----- ENTRIES PROVIDED -----

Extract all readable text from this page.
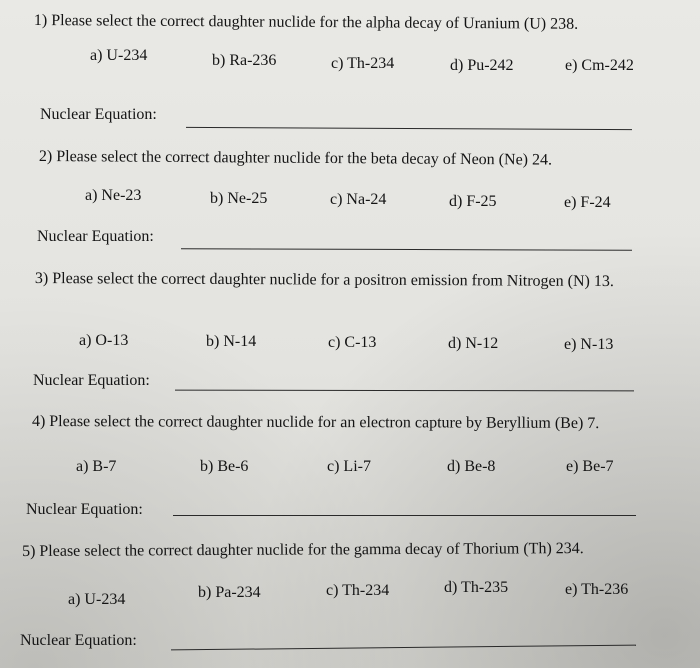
1) Please select the correct daughter nuclide for the alpha decay of Uranium (U) 238.
a) U-234	b) Ra-236	c) Th-234	d) Pu-242	e) Cm-242
Nuclear Equation:
2) Please select the correct daughter nuclide for the beta decay of Neon (Ne) 24.
a) Ne-23	b) Ne-25	c) Na-24	d) F-25	e) F-24
Nuclear Equation:
3) Please select the correct daughter nuclide for a positron emission from Nitrogen (N) 13.
a) O-13	b) N-14	c) C-13	d) N-12	e) N-13
Nuclear Equation:
4) Please select the correct daughter nuclide for an electron capture by Beryllium (Be) 7.
a) B-7	b) Be-6	c) Li-7	d) Be-8	e) Be-7
Nuclear Equation:
5) Please select the correct daughter nuclide for the gamma decay of Thorium (Th) 234.
a) U-234	b) Pa-234	c) Th-234	d) Th-235	e) Th-236
Nuclear Equation:
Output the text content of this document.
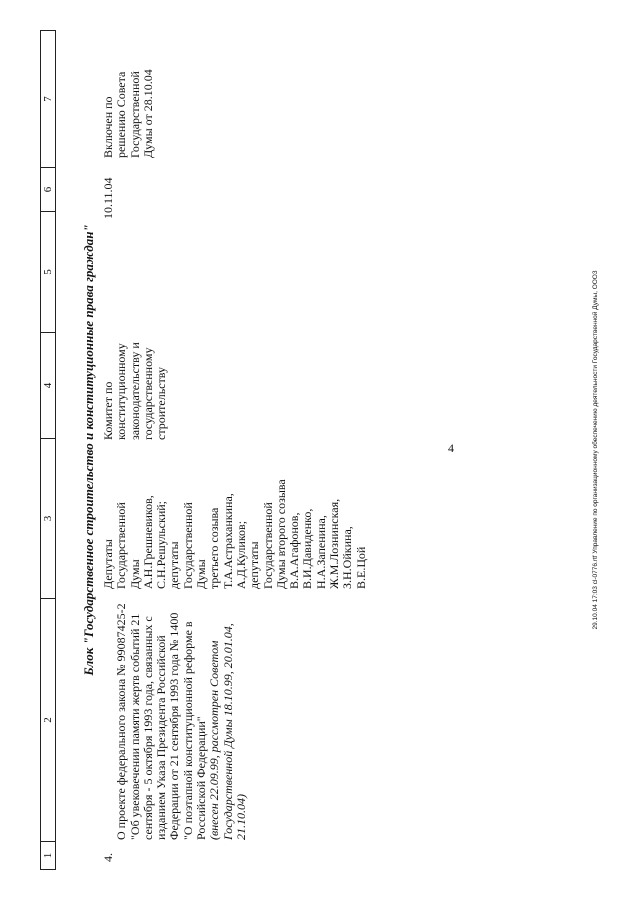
4
1
2
3
4
5
6
7
Блок "Государственное строительство и конституционные права граждан"
4.

О проекте федерального закона № 99087425-2
"Об увековечении памяти жертв событий 21
сентября - 5 октября 1993 года, связанных с
изданием Указа Президента Российской
Федерации от 21 сентября 1993 года № 1400
"О поэтапной конституционной реформе в
Российской Федерации"

(внесен 22.09.99, рассмотрен Советом
Государственной Думы 18.10.99, 20.01.04,
21.10.04)

Депутаты
Государственной
Думы
А.Н.Грешневиков,
С.Н.Решульский;
депутаты
Государственной
Думы
третьего созыва
Т.А.Астраханкина,
А.Д.Куликов;
депутаты
Государственной
Думы второго созыва
В.А.Агафонов,
В.И.Давиденко,
Н.А.Запенина,
Ж.М.Лознинская,
З.Н.Ойкина,
В.Е.Цой
Комитет по
конституционному
законодательству и
государственному
строительству
10.11.04
Включен по
решению Совета
Государственной
Думы от 28.10.04
29.10.04 17:03 cl-0776.rtf Управление по организационному обеспечению деятельности Государственной Думы, ООО3
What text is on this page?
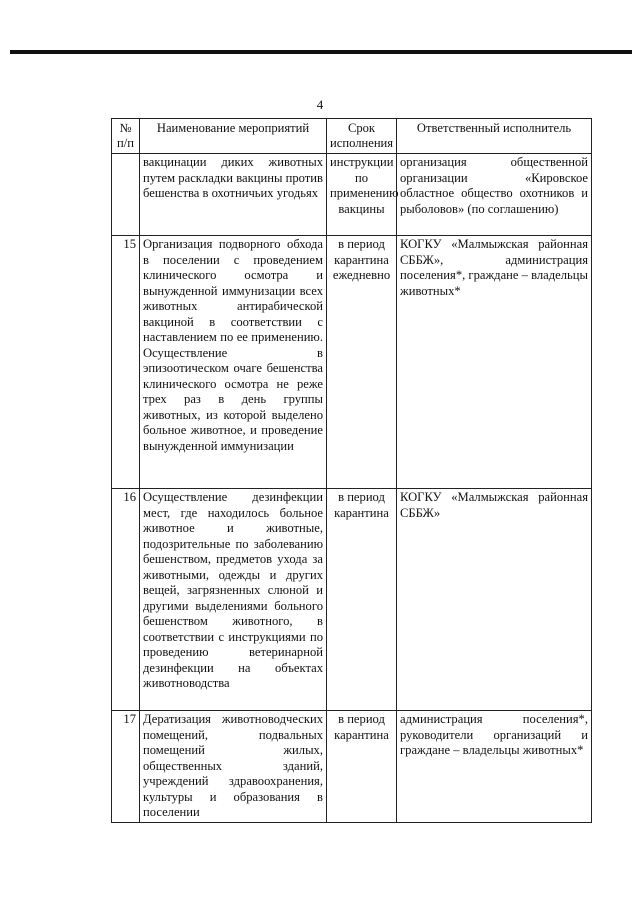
4
№ п/п	Наименование мероприятий	Срок исполнения	Ответственный исполнитель
	вакцинации диких животных путем раскладки вакцины против бешенства в охотничьих угодьях	инструкции по применению вакцины	организация общественной организации «Кировское областное общество охотников и рыболовов» (по соглашению)
15	Организация подворного обхода в поселении с проведением клинического осмотра и вынужденной иммунизации всех животных антирабической вакциной в соответствии с наставлением по ее применению. Осуществление в эпизоотическом очаге бешенства клинического осмотра не реже трех раз в день группы животных, из которой выделено больное животное, и проведение вынужденной иммунизации	в период карантина ежедневно	КОГКУ «Малмыжская районная СББЖ», администрация поселения*, граждане – владельцы животных*
16	Осуществление дезинфекции мест, где находилось больное животное и животные, подозрительные по заболеванию бешенством, предметов ухода за животными, одежды и других вещей, загрязненных слюной и другими выделениями больного бешенством животного, в соответствии с инструкциями по проведению ветеринарной дезинфекции на объектах животноводства	в период карантина	КОГКУ «Малмыжская районная СББЖ»
17	Дератизация животноводческих помещений, подвальных помещений жилых, общественных зданий, учреждений здравоохранения, культуры и образования в поселении	в период карантина	администрация поселения*, руководители организаций и граждане – владельцы животных*
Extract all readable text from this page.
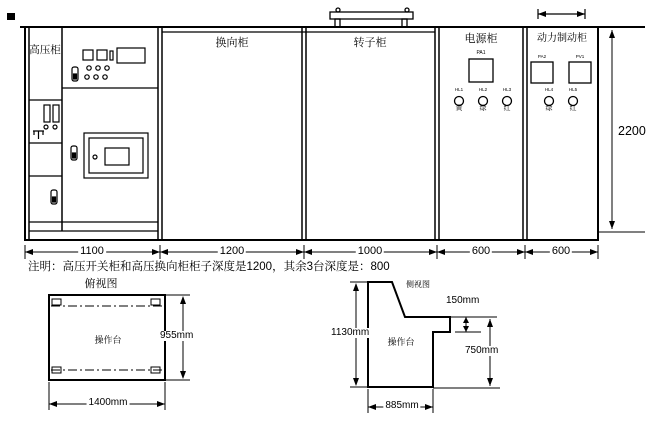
高压柜
换向柜	转子柜	电源柜	动力制动柜
PA1
PA2	PV1
HL1	HL2	HL3	HL4	HL5
黄 绿 红	绿 红
2200
1100	1200	1000	600	600
注明：高压开关柜和高压换向柜柜子深度是1200，其余3台深度是：800
俯视图
操作台	955mm
1400mm
侧视图
操作台
1130mm
150mm
750mm
885mm
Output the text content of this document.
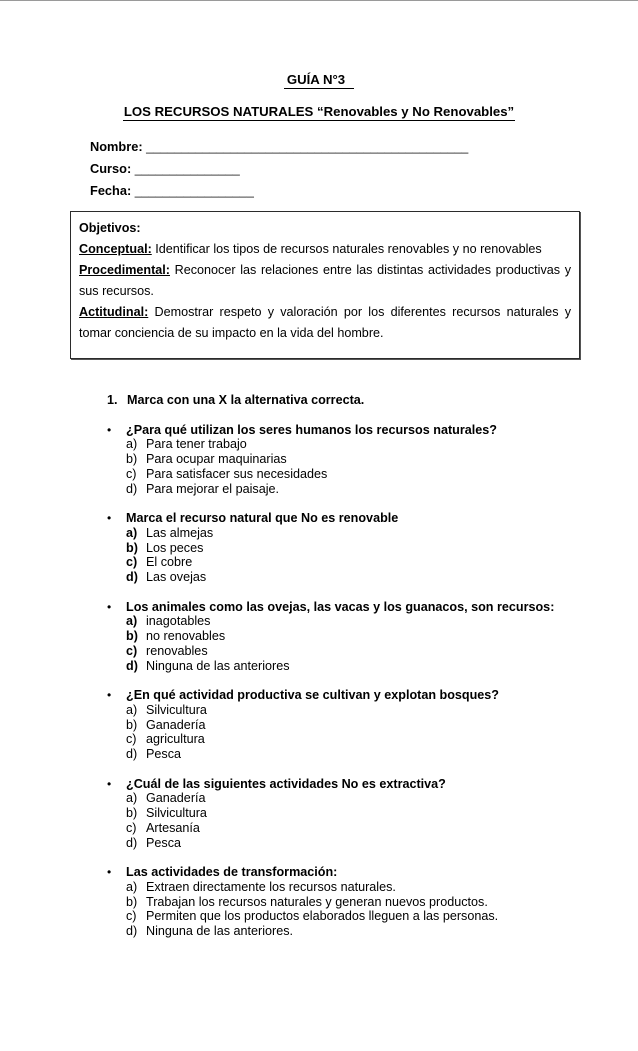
GUÍA N°3
LOS RECURSOS NATURALES “Renovables y No Renovables”
Nombre: ______________________________________________
Curso: _______________
Fecha: _________________
Objetivos:
Conceptual: Identificar los tipos de recursos naturales renovables y no renovables
Procedimental: Reconocer las relaciones entre las distintas actividades productivas y sus recursos.
Actitudinal: Demostrar respeto y valoración por los diferentes recursos naturales y tomar conciencia de su impacto en la vida del hombre.
1. Marca con una X la alternativa correcta.
•	¿Para qué utilizan los seres humanos los recursos naturales?
a) Para tener trabajo
b) Para ocupar maquinarias
c) Para satisfacer sus necesidades
d) Para mejorar el paisaje.
•	Marca el recurso natural que No es renovable
a) Las almejas
b) Los peces
c) El cobre
d) Las ovejas
•	Los animales como las ovejas, las vacas y los guanacos, son recursos:
a) inagotables
b) no renovables
c) renovables
d) Ninguna de las anteriores
•	¿En qué actividad productiva se cultivan y explotan bosques?
a) Silvicultura
b) Ganadería
c) agricultura
d) Pesca
•	¿Cuál de las siguientes actividades No es extractiva?
a) Ganadería
b) Silvicultura
c) Artesanía
d) Pesca
•	Las actividades de transformación:
a) Extraen directamente los recursos naturales.
b) Trabajan los recursos naturales y generan nuevos productos.
c) Permiten que los productos elaborados lleguen a las personas.
d) Ninguna de las anteriores.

-----

# YOUR INSTRUCTIONS:
Return each line that includes "select".

# SOLVED PROBLEM:
1) Please select the correct daughter nuclide for the alpha decay of Uranium (U) 238.
2) Please select the correct daughter nuclide for the beta decay of Neon (Ne) 24.
3) Please select the correct daughter nuclide for a positron emission from Nitrogen (N) 13.
4) Please select the correct daughter nuclide for an electron capture by Beryllium (Be) 7.
5) Please select the correct daughter nuclide for the gamma decay of Thorium (Th) 234.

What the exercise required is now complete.